EXERCISE
Take each line that has the word "CG知多SCJr" and return it.

═══ SUPPLIED DATA ═══

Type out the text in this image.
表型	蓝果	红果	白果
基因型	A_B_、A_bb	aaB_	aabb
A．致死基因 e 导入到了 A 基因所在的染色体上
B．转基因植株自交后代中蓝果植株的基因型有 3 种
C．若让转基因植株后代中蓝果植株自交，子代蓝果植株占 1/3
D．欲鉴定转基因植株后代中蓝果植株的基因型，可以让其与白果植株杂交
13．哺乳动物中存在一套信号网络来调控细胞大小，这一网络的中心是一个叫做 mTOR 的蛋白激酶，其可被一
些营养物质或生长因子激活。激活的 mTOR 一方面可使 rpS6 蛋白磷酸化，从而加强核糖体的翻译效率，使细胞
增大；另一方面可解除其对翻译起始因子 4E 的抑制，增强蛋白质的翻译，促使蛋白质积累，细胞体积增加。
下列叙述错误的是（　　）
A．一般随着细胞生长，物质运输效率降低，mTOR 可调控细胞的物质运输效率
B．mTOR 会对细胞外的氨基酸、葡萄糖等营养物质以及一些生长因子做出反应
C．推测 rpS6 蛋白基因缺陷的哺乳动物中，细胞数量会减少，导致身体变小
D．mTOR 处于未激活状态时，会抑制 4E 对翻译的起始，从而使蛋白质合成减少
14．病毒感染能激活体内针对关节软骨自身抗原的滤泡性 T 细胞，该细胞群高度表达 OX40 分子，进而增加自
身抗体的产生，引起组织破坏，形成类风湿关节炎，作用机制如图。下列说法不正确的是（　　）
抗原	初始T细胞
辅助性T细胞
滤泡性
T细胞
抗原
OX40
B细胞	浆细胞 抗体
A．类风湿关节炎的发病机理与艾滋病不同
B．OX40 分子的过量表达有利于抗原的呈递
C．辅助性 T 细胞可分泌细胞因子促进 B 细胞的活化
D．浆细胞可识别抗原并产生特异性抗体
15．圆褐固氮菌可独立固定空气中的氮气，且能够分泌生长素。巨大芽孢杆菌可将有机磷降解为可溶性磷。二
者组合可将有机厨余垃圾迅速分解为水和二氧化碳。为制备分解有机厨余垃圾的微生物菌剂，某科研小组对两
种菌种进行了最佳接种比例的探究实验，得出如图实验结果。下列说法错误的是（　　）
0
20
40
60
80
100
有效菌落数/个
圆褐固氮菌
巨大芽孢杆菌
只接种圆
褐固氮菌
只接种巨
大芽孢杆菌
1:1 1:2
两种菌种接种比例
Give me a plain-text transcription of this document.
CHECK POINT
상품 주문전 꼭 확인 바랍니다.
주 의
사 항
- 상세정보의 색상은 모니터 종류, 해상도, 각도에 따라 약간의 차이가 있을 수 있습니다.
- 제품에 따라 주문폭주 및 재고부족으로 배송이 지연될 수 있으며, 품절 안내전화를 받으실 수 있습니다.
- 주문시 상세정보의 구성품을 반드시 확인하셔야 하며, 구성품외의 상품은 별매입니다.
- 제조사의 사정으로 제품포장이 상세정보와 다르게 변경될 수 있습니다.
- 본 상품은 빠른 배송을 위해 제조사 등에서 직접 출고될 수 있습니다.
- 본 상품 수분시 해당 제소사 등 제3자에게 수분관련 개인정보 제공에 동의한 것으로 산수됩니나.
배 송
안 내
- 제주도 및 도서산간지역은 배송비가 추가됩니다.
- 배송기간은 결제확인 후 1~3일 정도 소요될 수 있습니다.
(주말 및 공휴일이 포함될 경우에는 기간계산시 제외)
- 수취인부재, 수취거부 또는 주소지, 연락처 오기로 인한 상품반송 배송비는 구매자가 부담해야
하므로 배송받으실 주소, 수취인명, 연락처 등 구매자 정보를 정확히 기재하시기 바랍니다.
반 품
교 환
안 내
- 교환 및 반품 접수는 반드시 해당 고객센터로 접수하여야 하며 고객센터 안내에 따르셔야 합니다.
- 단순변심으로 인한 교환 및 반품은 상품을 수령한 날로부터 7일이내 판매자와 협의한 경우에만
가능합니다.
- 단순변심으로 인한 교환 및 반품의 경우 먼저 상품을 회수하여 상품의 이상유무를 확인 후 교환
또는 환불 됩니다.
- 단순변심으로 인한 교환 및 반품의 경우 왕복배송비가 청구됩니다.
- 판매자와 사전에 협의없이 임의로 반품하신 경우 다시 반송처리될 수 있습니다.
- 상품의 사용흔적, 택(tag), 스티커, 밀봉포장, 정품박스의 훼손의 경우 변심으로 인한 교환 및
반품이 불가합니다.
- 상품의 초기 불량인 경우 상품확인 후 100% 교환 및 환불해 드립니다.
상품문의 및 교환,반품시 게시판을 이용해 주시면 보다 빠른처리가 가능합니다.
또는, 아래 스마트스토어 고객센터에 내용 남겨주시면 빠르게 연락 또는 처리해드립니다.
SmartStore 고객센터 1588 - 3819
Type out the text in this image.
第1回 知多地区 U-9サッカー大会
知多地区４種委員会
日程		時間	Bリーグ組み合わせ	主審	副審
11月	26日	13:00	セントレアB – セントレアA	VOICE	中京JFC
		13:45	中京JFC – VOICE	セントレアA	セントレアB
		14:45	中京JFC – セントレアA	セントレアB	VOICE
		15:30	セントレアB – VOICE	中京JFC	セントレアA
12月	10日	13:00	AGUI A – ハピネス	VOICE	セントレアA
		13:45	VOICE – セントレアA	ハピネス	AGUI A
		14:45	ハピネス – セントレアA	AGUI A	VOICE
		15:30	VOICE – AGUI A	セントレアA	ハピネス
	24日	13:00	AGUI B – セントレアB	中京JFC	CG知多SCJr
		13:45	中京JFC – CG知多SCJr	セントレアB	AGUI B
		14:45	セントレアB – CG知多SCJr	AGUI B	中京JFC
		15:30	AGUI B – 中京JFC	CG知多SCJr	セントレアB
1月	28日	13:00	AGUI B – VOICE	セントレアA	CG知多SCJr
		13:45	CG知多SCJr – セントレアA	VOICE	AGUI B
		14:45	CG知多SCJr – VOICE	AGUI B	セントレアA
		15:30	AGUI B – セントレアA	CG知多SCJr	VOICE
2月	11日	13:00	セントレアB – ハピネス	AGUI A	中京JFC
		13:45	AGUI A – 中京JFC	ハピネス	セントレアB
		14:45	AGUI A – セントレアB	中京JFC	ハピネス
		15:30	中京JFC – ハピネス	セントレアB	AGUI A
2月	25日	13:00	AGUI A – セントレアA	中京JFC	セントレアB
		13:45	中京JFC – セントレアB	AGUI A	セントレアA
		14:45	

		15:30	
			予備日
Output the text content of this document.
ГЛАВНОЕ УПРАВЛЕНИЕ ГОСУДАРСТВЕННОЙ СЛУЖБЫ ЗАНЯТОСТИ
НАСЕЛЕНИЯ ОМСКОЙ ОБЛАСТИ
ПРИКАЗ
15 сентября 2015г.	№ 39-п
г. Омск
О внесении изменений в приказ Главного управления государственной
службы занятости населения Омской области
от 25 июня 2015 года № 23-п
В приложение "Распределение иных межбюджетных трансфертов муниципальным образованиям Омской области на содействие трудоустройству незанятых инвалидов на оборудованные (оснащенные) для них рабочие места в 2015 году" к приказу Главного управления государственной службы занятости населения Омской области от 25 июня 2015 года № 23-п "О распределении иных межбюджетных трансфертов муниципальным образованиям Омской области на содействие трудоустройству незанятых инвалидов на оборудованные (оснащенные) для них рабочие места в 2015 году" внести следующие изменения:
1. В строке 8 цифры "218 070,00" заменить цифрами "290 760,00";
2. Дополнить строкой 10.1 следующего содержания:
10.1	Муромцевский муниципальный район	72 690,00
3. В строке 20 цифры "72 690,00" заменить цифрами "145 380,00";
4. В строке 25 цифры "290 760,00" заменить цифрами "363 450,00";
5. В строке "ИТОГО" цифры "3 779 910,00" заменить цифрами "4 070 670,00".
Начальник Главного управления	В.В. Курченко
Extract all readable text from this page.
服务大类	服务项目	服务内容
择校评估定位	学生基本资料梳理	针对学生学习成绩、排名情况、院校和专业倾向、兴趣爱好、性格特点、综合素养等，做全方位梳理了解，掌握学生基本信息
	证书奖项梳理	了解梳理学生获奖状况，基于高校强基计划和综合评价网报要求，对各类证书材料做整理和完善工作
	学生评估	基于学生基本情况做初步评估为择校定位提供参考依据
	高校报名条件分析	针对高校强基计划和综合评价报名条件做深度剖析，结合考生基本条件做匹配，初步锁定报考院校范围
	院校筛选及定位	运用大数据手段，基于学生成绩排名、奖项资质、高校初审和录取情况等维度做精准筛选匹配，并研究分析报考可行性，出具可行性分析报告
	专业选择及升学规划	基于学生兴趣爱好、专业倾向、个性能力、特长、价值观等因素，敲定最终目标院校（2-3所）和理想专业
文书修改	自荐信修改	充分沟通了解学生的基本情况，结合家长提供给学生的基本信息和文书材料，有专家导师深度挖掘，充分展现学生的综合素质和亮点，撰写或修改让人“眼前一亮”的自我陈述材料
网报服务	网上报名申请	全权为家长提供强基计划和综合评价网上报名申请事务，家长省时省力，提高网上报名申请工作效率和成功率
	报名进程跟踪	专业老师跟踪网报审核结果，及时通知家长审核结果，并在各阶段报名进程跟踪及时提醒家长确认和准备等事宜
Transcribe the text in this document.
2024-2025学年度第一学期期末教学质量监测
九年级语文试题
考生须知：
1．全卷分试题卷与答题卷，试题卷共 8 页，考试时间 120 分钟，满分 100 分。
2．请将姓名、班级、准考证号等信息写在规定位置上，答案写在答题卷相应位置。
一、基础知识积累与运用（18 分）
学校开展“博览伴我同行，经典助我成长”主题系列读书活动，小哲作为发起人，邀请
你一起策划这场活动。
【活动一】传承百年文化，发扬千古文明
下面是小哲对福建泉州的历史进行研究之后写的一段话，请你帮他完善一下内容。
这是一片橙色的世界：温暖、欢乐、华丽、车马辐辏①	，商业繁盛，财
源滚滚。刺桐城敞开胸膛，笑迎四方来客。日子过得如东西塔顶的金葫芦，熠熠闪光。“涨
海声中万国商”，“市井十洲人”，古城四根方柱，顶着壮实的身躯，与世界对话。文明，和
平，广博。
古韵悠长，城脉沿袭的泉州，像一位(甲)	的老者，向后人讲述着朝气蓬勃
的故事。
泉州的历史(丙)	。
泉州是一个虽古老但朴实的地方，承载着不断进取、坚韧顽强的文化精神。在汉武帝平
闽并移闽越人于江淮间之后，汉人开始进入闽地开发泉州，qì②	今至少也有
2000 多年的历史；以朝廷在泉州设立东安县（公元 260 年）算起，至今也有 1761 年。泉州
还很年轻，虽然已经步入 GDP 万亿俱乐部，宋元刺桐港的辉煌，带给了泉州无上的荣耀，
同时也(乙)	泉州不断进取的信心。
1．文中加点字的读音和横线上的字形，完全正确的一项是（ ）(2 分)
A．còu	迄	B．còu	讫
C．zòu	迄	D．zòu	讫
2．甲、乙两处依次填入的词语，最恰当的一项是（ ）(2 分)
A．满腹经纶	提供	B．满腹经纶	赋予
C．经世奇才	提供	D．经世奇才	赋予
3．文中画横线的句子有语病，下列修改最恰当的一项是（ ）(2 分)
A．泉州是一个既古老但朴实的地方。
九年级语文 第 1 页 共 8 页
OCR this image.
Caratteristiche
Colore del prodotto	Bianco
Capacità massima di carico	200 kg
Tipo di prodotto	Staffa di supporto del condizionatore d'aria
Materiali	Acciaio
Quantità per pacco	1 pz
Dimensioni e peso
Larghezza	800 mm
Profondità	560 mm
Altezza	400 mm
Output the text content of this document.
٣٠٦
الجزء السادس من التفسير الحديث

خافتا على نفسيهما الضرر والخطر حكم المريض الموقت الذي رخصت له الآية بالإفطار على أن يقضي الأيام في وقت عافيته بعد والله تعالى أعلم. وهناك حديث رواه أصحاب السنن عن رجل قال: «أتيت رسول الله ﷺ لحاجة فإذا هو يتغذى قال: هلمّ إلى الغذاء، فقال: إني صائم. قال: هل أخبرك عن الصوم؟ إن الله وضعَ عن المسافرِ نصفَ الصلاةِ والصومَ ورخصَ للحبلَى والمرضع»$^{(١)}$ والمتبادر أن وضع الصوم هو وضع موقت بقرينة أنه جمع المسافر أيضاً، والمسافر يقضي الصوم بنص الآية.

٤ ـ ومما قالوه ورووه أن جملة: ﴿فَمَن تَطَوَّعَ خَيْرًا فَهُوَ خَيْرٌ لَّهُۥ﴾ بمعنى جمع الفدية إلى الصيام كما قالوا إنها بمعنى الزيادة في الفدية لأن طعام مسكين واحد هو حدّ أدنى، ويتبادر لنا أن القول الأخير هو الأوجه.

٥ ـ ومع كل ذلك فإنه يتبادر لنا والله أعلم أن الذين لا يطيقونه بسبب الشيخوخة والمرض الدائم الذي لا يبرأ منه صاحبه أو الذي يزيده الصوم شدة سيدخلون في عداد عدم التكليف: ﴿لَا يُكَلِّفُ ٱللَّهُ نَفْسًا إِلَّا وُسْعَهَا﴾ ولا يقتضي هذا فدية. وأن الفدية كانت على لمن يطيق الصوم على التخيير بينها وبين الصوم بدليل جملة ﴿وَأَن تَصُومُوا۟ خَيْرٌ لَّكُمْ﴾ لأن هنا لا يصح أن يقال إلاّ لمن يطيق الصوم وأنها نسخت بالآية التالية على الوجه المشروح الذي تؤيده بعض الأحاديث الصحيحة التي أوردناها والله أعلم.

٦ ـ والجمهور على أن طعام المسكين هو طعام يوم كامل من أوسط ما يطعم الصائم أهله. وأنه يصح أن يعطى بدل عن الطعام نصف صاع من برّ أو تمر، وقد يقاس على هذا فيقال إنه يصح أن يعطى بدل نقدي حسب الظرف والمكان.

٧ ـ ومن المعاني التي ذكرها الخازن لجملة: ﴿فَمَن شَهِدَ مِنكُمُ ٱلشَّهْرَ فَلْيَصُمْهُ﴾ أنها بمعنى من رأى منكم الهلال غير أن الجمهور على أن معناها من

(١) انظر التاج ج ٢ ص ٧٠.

═══

SOLUTION TO THIS TASK
	24日	13:00	AGUI B – セントレアB	中京JFC	CG知多SCJr
		13:45	中京JFC – CG知多SCJr	セントレアB	AGUI B
		14:45	セントレアB – CG知多SCJr	AGUI B	中京JFC
		15:30	AGUI B – 中京JFC	CG知多SCJr	セントレアB
1月	28日	13:00	AGUI B – VOICE	セントレアA	CG知多SCJr
		13:45	CG知多SCJr – セントレアA	VOICE	AGUI B
		14:45	CG知多SCJr – VOICE	AGUI B	セントレアA
		15:30	AGUI B – セントレアA	CG知多SCJr	VOICE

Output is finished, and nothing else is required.